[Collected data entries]

START

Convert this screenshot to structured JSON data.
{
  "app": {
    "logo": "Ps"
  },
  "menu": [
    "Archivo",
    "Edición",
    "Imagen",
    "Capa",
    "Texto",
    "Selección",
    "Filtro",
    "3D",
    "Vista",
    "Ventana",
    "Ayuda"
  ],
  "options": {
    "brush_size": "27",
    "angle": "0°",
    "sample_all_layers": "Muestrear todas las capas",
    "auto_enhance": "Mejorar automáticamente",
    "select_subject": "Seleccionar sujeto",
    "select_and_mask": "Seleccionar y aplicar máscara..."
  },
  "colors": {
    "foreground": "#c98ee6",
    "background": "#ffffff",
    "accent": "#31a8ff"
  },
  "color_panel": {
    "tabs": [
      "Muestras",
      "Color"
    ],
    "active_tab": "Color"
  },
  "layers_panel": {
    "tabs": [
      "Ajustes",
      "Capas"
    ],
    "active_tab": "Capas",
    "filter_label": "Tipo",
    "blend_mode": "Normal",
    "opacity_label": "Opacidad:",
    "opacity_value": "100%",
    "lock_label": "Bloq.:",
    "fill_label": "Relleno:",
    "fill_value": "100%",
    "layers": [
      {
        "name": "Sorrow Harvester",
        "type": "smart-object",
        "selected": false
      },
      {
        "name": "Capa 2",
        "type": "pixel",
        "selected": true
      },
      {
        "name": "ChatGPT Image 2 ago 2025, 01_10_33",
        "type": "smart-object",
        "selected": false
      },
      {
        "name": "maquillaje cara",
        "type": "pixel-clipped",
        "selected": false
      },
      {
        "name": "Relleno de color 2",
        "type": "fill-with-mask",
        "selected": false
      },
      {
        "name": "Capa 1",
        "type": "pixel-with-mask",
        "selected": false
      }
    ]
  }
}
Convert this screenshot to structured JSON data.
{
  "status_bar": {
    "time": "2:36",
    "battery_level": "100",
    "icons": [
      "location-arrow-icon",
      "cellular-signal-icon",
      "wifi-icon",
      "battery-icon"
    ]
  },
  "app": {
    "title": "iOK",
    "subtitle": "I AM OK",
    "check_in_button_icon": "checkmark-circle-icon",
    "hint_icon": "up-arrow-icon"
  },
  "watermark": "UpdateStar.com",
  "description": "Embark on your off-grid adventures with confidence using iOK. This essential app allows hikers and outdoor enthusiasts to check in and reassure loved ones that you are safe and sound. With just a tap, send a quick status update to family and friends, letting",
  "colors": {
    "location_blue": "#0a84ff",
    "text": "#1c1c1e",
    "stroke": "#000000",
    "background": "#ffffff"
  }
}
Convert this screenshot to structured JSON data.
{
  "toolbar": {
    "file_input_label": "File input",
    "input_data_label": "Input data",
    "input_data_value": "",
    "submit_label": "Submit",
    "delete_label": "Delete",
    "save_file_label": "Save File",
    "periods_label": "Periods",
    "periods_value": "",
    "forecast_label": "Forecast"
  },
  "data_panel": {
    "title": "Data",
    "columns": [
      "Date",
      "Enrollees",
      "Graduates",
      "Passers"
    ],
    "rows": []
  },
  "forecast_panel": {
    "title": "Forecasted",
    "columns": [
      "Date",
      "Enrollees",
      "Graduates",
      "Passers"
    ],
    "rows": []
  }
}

END

**Brief**
Scan the data above and copy every line with "File" in it.

**Reply to the task**
    "file_input_label": "File input",
    "save_file_label": "Save File",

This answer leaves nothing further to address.